* Exercise *
Make an exact copy of the records, with the pictures left out.

* Data for processing *

** START **

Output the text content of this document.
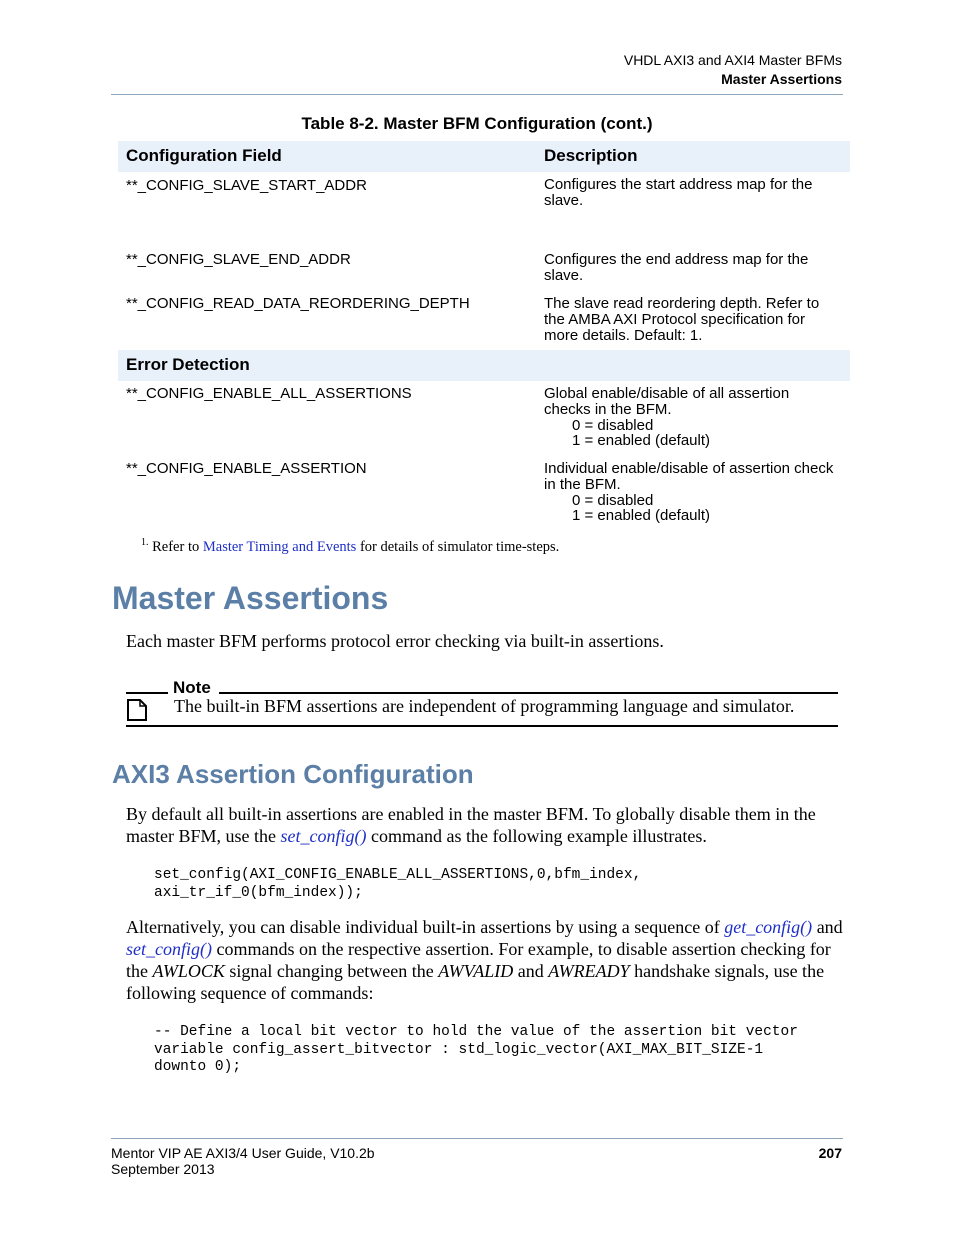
VHDL AXI3 and AXI4 Master BFMs
Master Assertions
Table 8-2. Master BFM Configuration (cont.)
Configuration Field	Description
**_CONFIG_SLAVE_START_ADDR	Configures the start address map for the
slave.
**_CONFIG_SLAVE_END_ADDR	Configures the end address map for the
slave.
**_CONFIG_READ_DATA_REORDERING_DEPTH	The slave read reordering depth. Refer to
the AMBA AXI Protocol specification for
more details. Default: 1.
Error Detection
**_CONFIG_ENABLE_ALL_ASSERTIONS	Global enable/disable of all assertion
checks in the BFM.
0 = disabled
1 = enabled (default)
**_CONFIG_ENABLE_ASSERTION	Individual enable/disable of assertion check
in the BFM.
0 = disabled
1 = enabled (default)
$^{1.}$ Refer to Master Timing and Events for details of simulator time-steps.
Master Assertions
Each master BFM performs protocol error checking via built-in assertions.
Note
The built-in BFM assertions are independent of programming language and simulator.
AXI3 Assertion Configuration
By default all built-in assertions are enabled in the master BFM. To globally disable them in the master BFM, use the set_config() command as the following example illustrates.
set_config(AXI_CONFIG_ENABLE_ALL_ASSERTIONS,0,bfm_index,
axi_tr_if_0(bfm_index));
Alternatively, you can disable individual built-in assertions by using a sequence of get_config() and set_config() commands on the respective assertion. For example, to disable assertion checking for the AWLOCK signal changing between the AWVALID and AWREADY handshake signals, use the following sequence of commands:
-- Define a local bit vector to hold the value of the assertion bit vector
variable config_assert_bitvector : std_logic_vector(AXI_MAX_BIT_SIZE-1
downto 0);
Mentor VIP AE AXI3/4 User Guide, V10.2b
September 2013
207
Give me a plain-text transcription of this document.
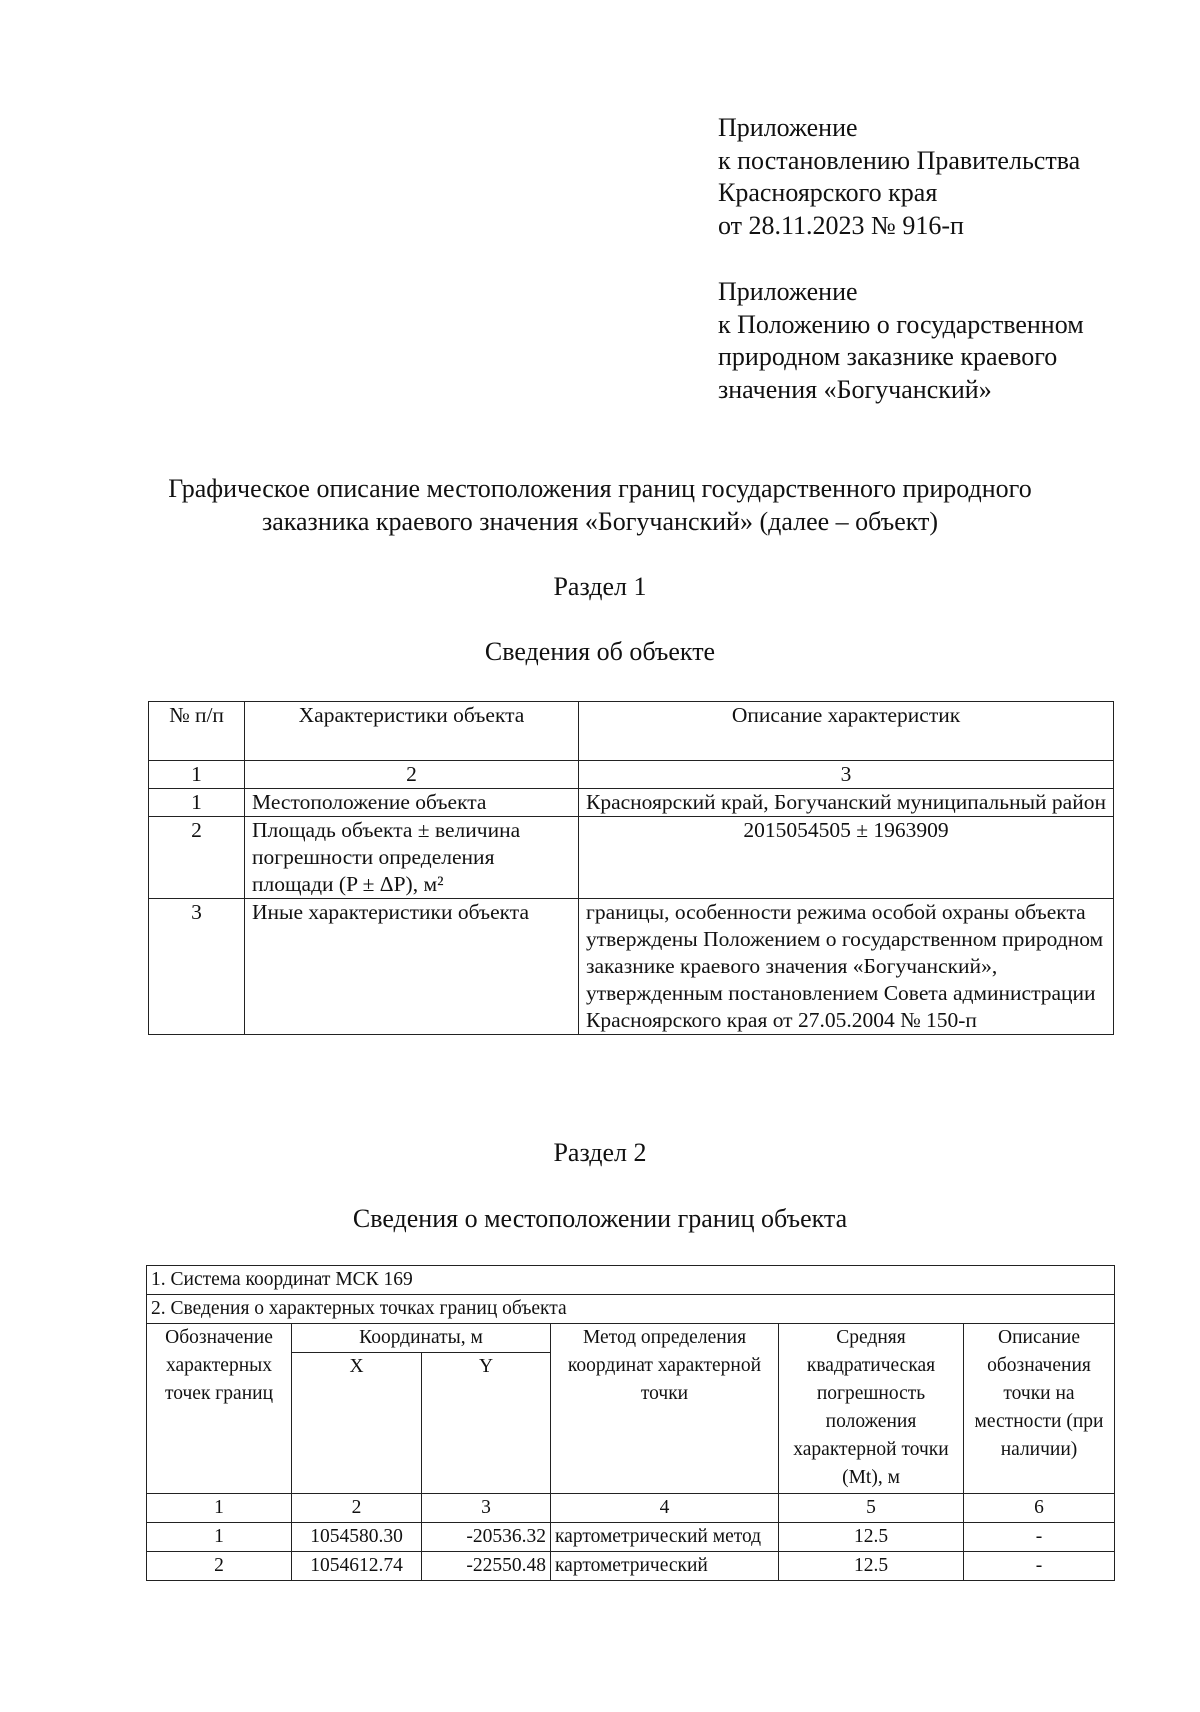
Приложение
к постановлению Правительства
Красноярского края
от 28.11.2023 № 916-п
Приложение
к Положению о государственном
природном заказнике краевого
значения «Богучанский»
Графическое описание местоположения границ государственного природного
заказника краевого значения «Богучанский» (далее – объект)
Раздел 1
Сведения об объекте
№ п/п	Характеристики объекта	Описание характеристик
1	2	3
1	Местоположение объекта	Красноярский край, Богучанский муниципальный район
2	Площадь объекта ± величина погрешности определения площади (P ± ΔP), м²	2015054505 ± 1963909
3	Иные характеристики объекта	границы, особенности режима особой охраны объекта утверждены Положением о государственном природном заказнике краевого значения «Богучанский», утвержденным постановлением Совета администрации Красноярского края от 27.05.2004 № 150-п
Раздел 2
Сведения о местоположении границ объекта
1. Система координат МСК 169					
2. Сведения о характерных точках границ объекта					
Обозначение характерных точек границ	Координаты, м		Метод определения координат характерной точки	Средняя квадратическая погрешность положения характерной точки (Mt), м	Описание обозначения точки на местности (при наличии)
	X	Y			
1	2	3	4	5	6
1	1054580.30	-20536.32	картометрический метод	12.5	-
2	1054612.74	-22550.48	картометрический	12.5	-
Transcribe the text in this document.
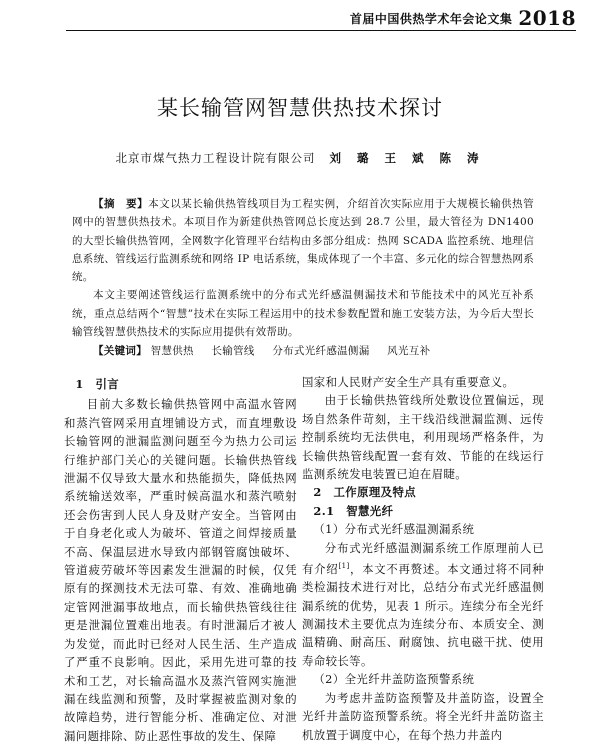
首届中国供热学术年会论文集 2018
某长输管网智慧供热技术探讨
北京市煤气热力工程设计院有限公司 刘 璐 王 斌 陈 涛

【摘　要】本文以某长输供热管线项目为工程实例，介绍首次实际应用于大规模长输供热管网中的智慧供热技术。本项目作为新建供热管网总长度达到 28.7 公里，最大管径为 DN1400 的大型长输供热管网，全网数字化管理平台结构由多部分组成：热网 SCADA 监控系统、地理信息系统、管线运行监测系统和网络 IP 电话系统，集成体现了一个丰富、多元化的综合智慧热网系统。

本文主要阐述管线运行监测系统中的分布式光纤感温侧漏技术和节能技术中的风光互补系统，重点总结两个“智慧”技术在实际工程运用中的技术参数配置和施工安装方法，为今后大型长输管线智慧供热技术的实际应用提供有效帮助。

【关键词】 智慧供热 长输管线 分布式光纤感温侧漏 风光互补
1　引言

目前大多数长输供热管网中高温水管网和蒸汽管网采用直埋铺设方式，而直埋敷设长输管网的泄漏监测问题至今为热力公司运行维护部门关心的关键问题。长输供热管线泄漏不仅导致大量水和热能损失，降低热网系统输送效率，严重时候高温水和蒸汽喷射还会伤害到人民人身及财产安全。当管网由于自身老化或人为破坏、管道之间焊接质量不高、保温层进水导致内部钢管腐蚀破坏、管道疲劳破坏等因素发生泄漏的时候，仅凭原有的探测技术无法可靠、有效、准确地确定管网泄漏事故地点，而长输供热管线往往更是泄漏位置难出地表。有时泄漏后才被人为发觉，而此时已经对人民生活、生产造成了严重不良影响。因此，采用先进可靠的技术和工艺，对长输高温水及蒸汽管网实施泄漏在线监测和预警，及时掌握被监测对象的故障趋势，进行智能分析、准确定位、对泄漏问题排除、防止恶性事故的发生、保障

国家和人民财产安全生产具有重要意义。

由于长输供热管线所处敷设位置偏远，现场自然条件苛刻，主干线沿线泄漏监测、远传控制系统均无法供电，利用现场严格条件，为长输供热管线配置一套有效、节能的在线运行监测系统发电装置已迫在眉睫。

2　工作原理及特点
2.1　智慧光纤
（1）分布式光纤感温测漏系统

分布式光纤感温测漏系统工作原理前人已有介绍[1]，本文不再赘述。本文通过将不同种类检漏技术进行对比，总结分布式光纤感温侧漏系统的优势，见表 1 所示。连续分布全光纤测漏技术主要优点为连续分布、本质安全、测温精确、耐高压、耐腐蚀、抗电磁干扰、使用寿命较长等。

（2）全光纤井盖防盗预警系统

为考虑井盖防盗预警及井盖防盗，设置全光纤井盖防盗预警系统。将全光纤井盖防盗主机放置于调度中心，在每个热力井盖内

** END **

* Solution to the problem *
Output the text content of this document.
VHDL AXI3 and AXI4 Master BFMs
Master Assertions
Table 8-2. Master BFM Configuration (cont.)
Configuration Field	Description
**_CONFIG_SLAVE_START_ADDR	Configures the start address map for the
slave.
**_CONFIG_SLAVE_END_ADDR	Configures the end address map for the
slave.
**_CONFIG_READ_DATA_REORDERING_DEPTH	The slave read reordering depth. Refer to
the AMBA AXI Protocol specification for
more details. Default: 1.
Error Detection
**_CONFIG_ENABLE_ALL_ASSERTIONS	Global enable/disable of all assertion
checks in the BFM.
0 = disabled
1 = enabled (default)
**_CONFIG_ENABLE_ASSERTION	Individual enable/disable of assertion check
in the BFM.
0 = disabled
1 = enabled (default)
$^{1.}$ Refer to Master Timing and Events for details of simulator time-steps.
Master Assertions
Each master BFM performs protocol error checking via built-in assertions.
Note
The built-in BFM assertions are independent of programming language and simulator.
AXI3 Assertion Configuration
By default all built-in assertions are enabled in the master BFM. To globally disable them in the master BFM, use the set_config() command as the following example illustrates.
set_config(AXI_CONFIG_ENABLE_ALL_ASSERTIONS,0,bfm_index,
axi_tr_if_0(bfm_index));
Alternatively, you can disable individual built-in assertions by using a sequence of get_config() and set_config() commands on the respective assertion. For example, to disable assertion checking for the AWLOCK signal changing between the AWVALID and AWREADY handshake signals, use the following sequence of commands:
-- Define a local bit vector to hold the value of the assertion bit vector
variable config_assert_bitvector : std_logic_vector(AXI_MAX_BIT_SIZE-1
downto 0);
Mentor VIP AE AXI3/4 User Guide, V10.2b
September 2013
207
Give me a plain-text transcription of this document.
Приложение
к постановлению Правительства
Красноярского края
от 28.11.2023 № 916-п
Приложение
к Положению о государственном
природном заказнике краевого
значения «Богучанский»
Графическое описание местоположения границ государственного природного
заказника краевого значения «Богучанский» (далее – объект)
Раздел 1
Сведения об объекте
№ п/п	Характеристики объекта	Описание характеристик
1	2	3
1	Местоположение объекта	Красноярский край, Богучанский муниципальный район
2	Площадь объекта ± величина погрешности определения площади (P ± ΔP), м²	2015054505 ± 1963909
3	Иные характеристики объекта	границы, особенности режима особой охраны объекта утверждены Положением о государственном природном заказнике краевого значения «Богучанский», утвержденным постановлением Совета администрации Красноярского края от 27.05.2004 № 150-п
Раздел 2
Сведения о местоположении границ объекта
1. Система координат МСК 169					
2. Сведения о характерных точках границ объекта					
Обозначение характерных точек границ	Координаты, м		Метод определения координат характерной точки	Средняя квадратическая погрешность положения характерной точки (Mt), м	Описание обозначения точки на местности (при наличии)
	X	Y			
1	2	3	4	5	6
1	1054580.30	-20536.32	картометрический метод	12.5	-
2	1054612.74	-22550.48	картометрический	12.5	-
Transcribe the text in this document.
首届中国供热学术年会论文集 2018
某长输管网智慧供热技术探讨
北京市煤气热力工程设计院有限公司 刘 璐 王 斌 陈 涛

【摘　要】本文以某长输供热管线项目为工程实例，介绍首次实际应用于大规模长输供热管网中的智慧供热技术。本项目作为新建供热管网总长度达到 28.7 公里，最大管径为 DN1400 的大型长输供热管网，全网数字化管理平台结构由多部分组成：热网 SCADA 监控系统、地理信息系统、管线运行监测系统和网络 IP 电话系统，集成体现了一个丰富、多元化的综合智慧热网系统。

本文主要阐述管线运行监测系统中的分布式光纤感温侧漏技术和节能技术中的风光互补系统，重点总结两个“智慧”技术在实际工程运用中的技术参数配置和施工安装方法，为今后大型长输管线智慧供热技术的实际应用提供有效帮助。

【关键词】 智慧供热 长输管线 分布式光纤感温侧漏 风光互补
1　引言

目前大多数长输供热管网中高温水管网和蒸汽管网采用直埋铺设方式，而直埋敷设长输管网的泄漏监测问题至今为热力公司运行维护部门关心的关键问题。长输供热管线泄漏不仅导致大量水和热能损失，降低热网系统输送效率，严重时候高温水和蒸汽喷射还会伤害到人民人身及财产安全。当管网由于自身老化或人为破坏、管道之间焊接质量不高、保温层进水导致内部钢管腐蚀破坏、管道疲劳破坏等因素发生泄漏的时候，仅凭原有的探测技术无法可靠、有效、准确地确定管网泄漏事故地点，而长输供热管线往往更是泄漏位置难出地表。有时泄漏后才被人为发觉，而此时已经对人民生活、生产造成了严重不良影响。因此，采用先进可靠的技术和工艺，对长输高温水及蒸汽管网实施泄漏在线监测和预警，及时掌握被监测对象的故障趋势，进行智能分析、准确定位、对泄漏问题排除、防止恶性事故的发生、保障

国家和人民财产安全生产具有重要意义。

由于长输供热管线所处敷设位置偏远，现场自然条件苛刻，主干线沿线泄漏监测、远传控制系统均无法供电，利用现场严格条件，为长输供热管线配置一套有效、节能的在线运行监测系统发电装置已迫在眉睫。

2　工作原理及特点
2.1　智慧光纤
（1）分布式光纤感温测漏系统

分布式光纤感温测漏系统工作原理前人已有介绍[1]，本文不再赘述。本文通过将不同种类检漏技术进行对比，总结分布式光纤感温侧漏系统的优势，见表 1 所示。连续分布全光纤测漏技术主要优点为连续分布、本质安全、测温精确、耐高压、耐腐蚀、抗电磁干扰、使用寿命较长等。

（2）全光纤井盖防盗预警系统

为考虑井盖防盗预警及井盖防盗，设置全光纤井盖防盗预警系统。将全光纤井盖防盗主机放置于调度中心，在每个热力井盖内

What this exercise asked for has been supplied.